Task directions: Quote every line below exactly and skip any picture.

BEGIN

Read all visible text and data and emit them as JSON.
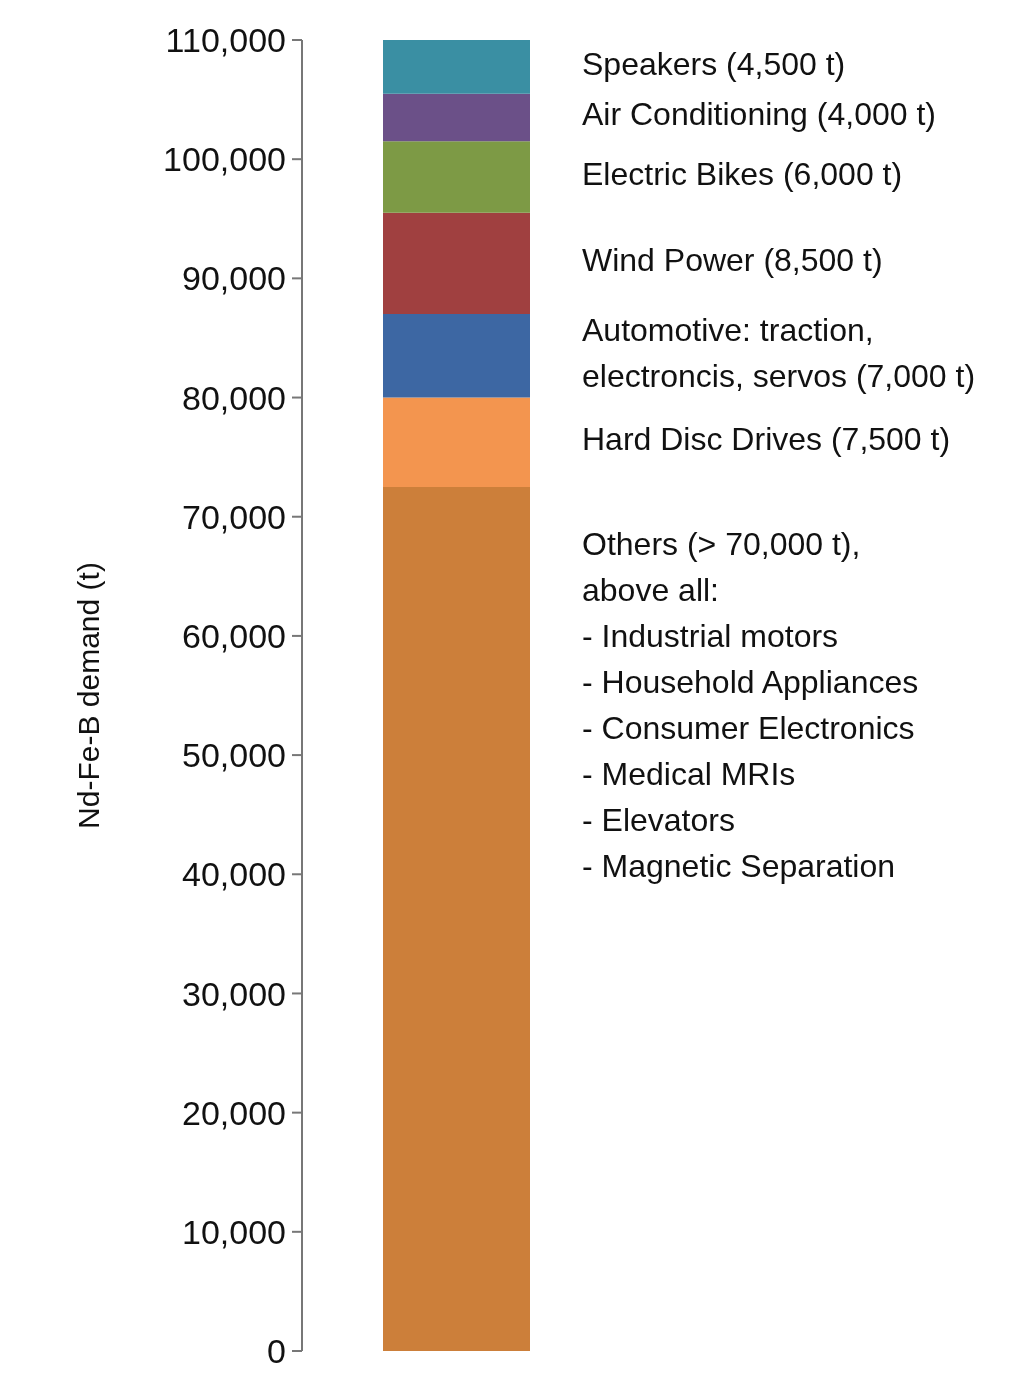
{
  "chart_data": {
    "type": "bar",
    "stacked": true,
    "categories": [
      null
    ],
    "ylabel": "Nd-Fe-B demand (t)",
    "ylim": [
      0,
      110000
    ],
    "yticks": [
      0,
      {
        "value": 10000,
        "label": "10,000"
      },
      {
        "value": 20000,
        "label": "20,000"
      },
      {
        "value": 30000,
        "label": "30,000"
      },
      {
        "value": 40000,
        "label": "40,000"
      },
      {
        "value": 50000,
        "label": "50,000"
      },
      {
        "value": 60000,
        "label": "60,000"
      },
      {
        "value": 70000,
        "label": "70,000"
      },
      {
        "value": 80000,
        "label": "80,000"
      },
      {
        "value": 90000,
        "label": "90,000"
      },
      {
        "value": 100000,
        "label": "100,000"
      },
      {
        "value": 110000,
        "label": "110,000"
      }
    ],
    "grid": false,
    "legend": false,
    "series": [
      {
        "name": "Others (> 70,000 t),\nabove all:\n- Industrial motors\n- Household Appliances\n- Consumer Electronics\n- Medical MRIs\n- Elevators\n- Magnetic Separation",
        "color": "#cc7f3a",
        "values": [
          72500
        ]
      },
      {
        "name": "Hard Disc Drives (7,500 t)",
        "color": "#f3954f",
        "values": [
          7500
        ]
      },
      {
        "name": "Automotive: traction,\nelectroncis, servos (7,000 t)",
        "color": "#3d67a3",
        "values": [
          7000
        ]
      },
      {
        "name": "Wind Power (8,500 t)",
        "color": "#a04040",
        "values": [
          8500
        ]
      },
      {
        "name": "Electric Bikes (6,000 t)",
        "color": "#7d9a45",
        "values": [
          6000
        ]
      },
      {
        "name": "Air Conditioning (4,000 t)",
        "color": "#6b5088",
        "values": [
          4000
        ]
      },
      {
        "name": "Speakers (4,500 t)",
        "color": "#3a8fa3",
        "values": [
          4500
        ]
      }
    ]
  }
}
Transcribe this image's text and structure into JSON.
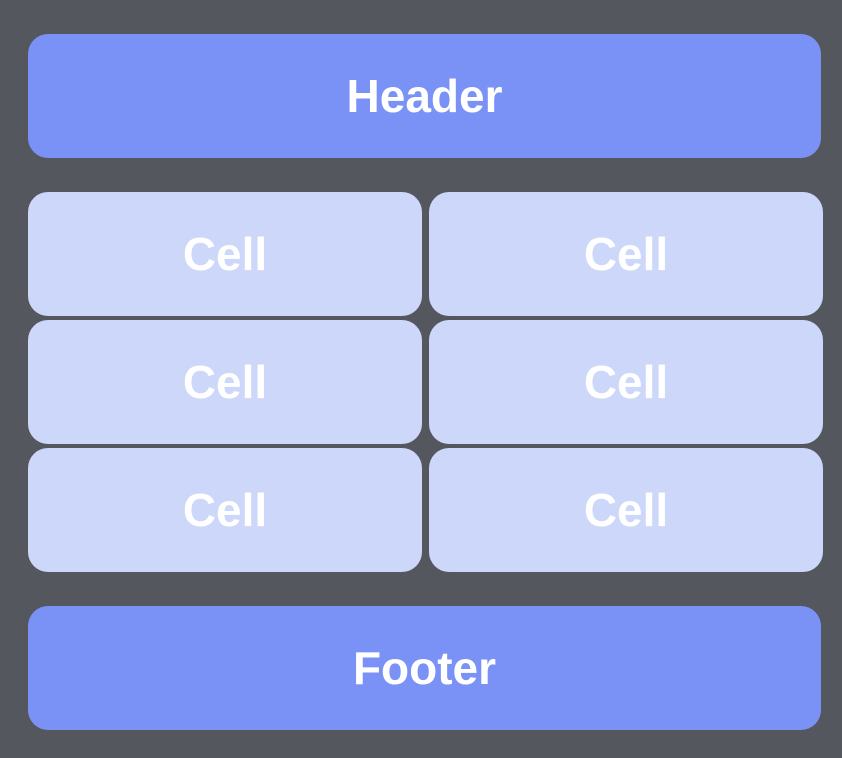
{
  "colors": {
    "background": "#55575f",
    "band": "#7a91f6",
    "cell": "#ccd7fa",
    "text": "#ffffff"
  },
  "header": {
    "label": "Header"
  },
  "grid": {
    "cells": [
      {
        "label": "Cell"
      },
      {
        "label": "Cell"
      },
      {
        "label": "Cell"
      },
      {
        "label": "Cell"
      },
      {
        "label": "Cell"
      },
      {
        "label": "Cell"
      }
    ]
  },
  "footer": {
    "label": "Footer"
  }
}
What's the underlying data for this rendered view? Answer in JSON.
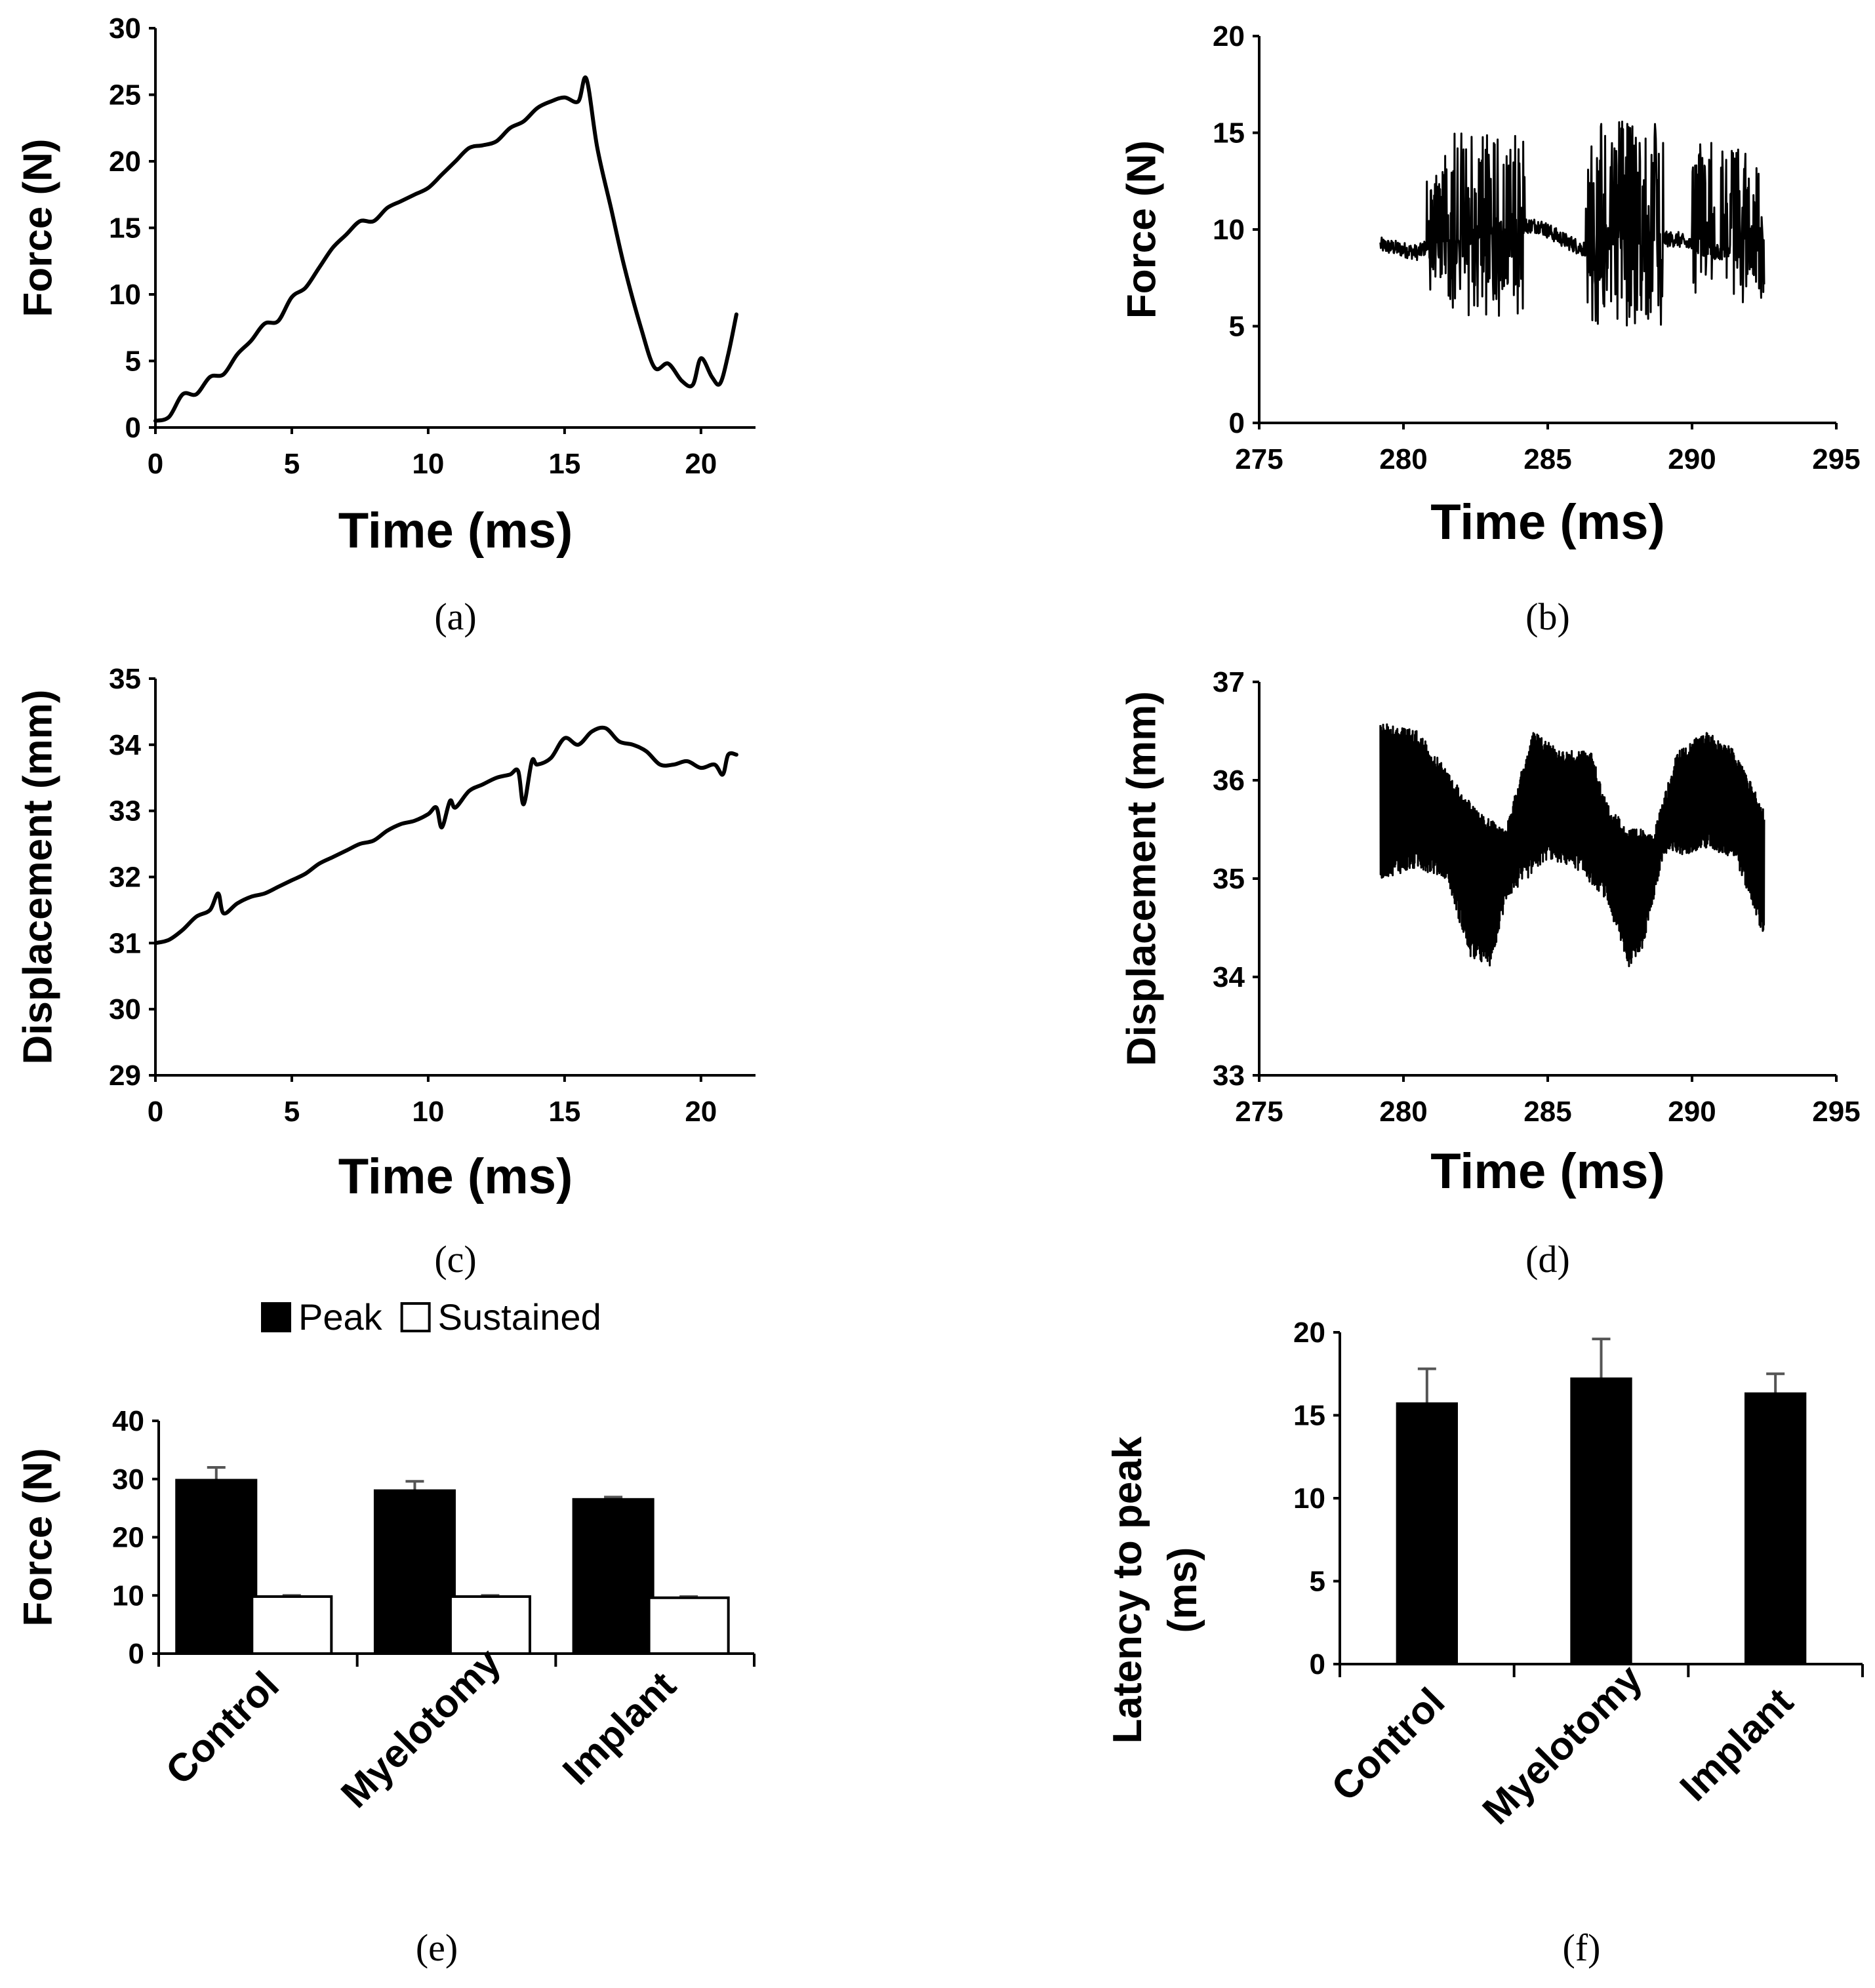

END

Response to this task:
Read all visible text and data and emit them as JSON.
{
  "chart_data": {
    "type": "bar",
    "stacked": true,
    "categories": [
      null
    ],
    "ylabel": "Nd-Fe-B demand (t)",
    "ylim": [
      0,
      110000
    ],
    "yticks": [
      0,
      {
        "value": 10000,
        "label": "10,000"
      },
      {
        "value": 20000,
        "label": "20,000"
      },
      {
        "value": 30000,
        "label": "30,000"
      },
      {
        "value": 40000,
        "label": "40,000"
      },
      {
        "value": 50000,
        "label": "50,000"
      },
      {
        "value": 60000,
        "label": "60,000"
      },
      {
        "value": 70000,
        "label": "70,000"
      },
      {
        "value": 80000,
        "label": "80,000"
      },
      {
        "value": 90000,
        "label": "90,000"
      },
      {
        "value": 100000,
        "label": "100,000"
      },
      {
        "value": 110000,
        "label": "110,000"
      }
    ],
    "grid": false,
    "legend": false,
    "series": [
      {
        "name": "Others (> 70,000 t),\nabove all:\n- Industrial motors\n- Household Appliances\n- Consumer Electronics\n- Medical MRIs\n- Elevators\n- Magnetic Separation",
        "color": "#cc7f3a",
        "values": [
          72500
        ]
      },
      {
        "name": "Hard Disc Drives (7,500 t)",
        "color": "#f3954f",
        "values": [
          7500
        ]
      },
      {
        "name": "Automotive: traction,\nelectroncis, servos (7,000 t)",
        "color": "#3d67a3",
        "values": [
          7000
        ]
      },
      {
        "name": "Wind Power (8,500 t)",
        "color": "#a04040",
        "values": [
          8500
        ]
      },
      {
        "name": "Electric Bikes (6,000 t)",
        "color": "#7d9a45",
        "values": [
          6000
        ]
      },
      {
        "name": "Air Conditioning (4,000 t)",
        "color": "#6b5088",
        "values": [
          4000
        ]
      },
      {
        "name": "Speakers (4,500 t)",
        "color": "#3a8fa3",
        "values": [
          4500
        ]
      }
    ]
  }
}
Transcribe this image's text and structure into JSON.
{
  "colors": {
    "background": "#55575f",
    "band": "#7a91f6",
    "cell": "#ccd7fa",
    "text": "#ffffff"
  },
  "header": {
    "label": "Header"
  },
  "grid": {
    "cells": [
      {
        "label": "Cell"
      },
      {
        "label": "Cell"
      },
      {
        "label": "Cell"
      },
      {
        "label": "Cell"
      },
      {
        "label": "Cell"
      },
      {
        "label": "Cell"
      }
    ]
  },
  "footer": {
    "label": "Footer"
  }
}
What's the underlying data for this rendered view? Answer in JSON.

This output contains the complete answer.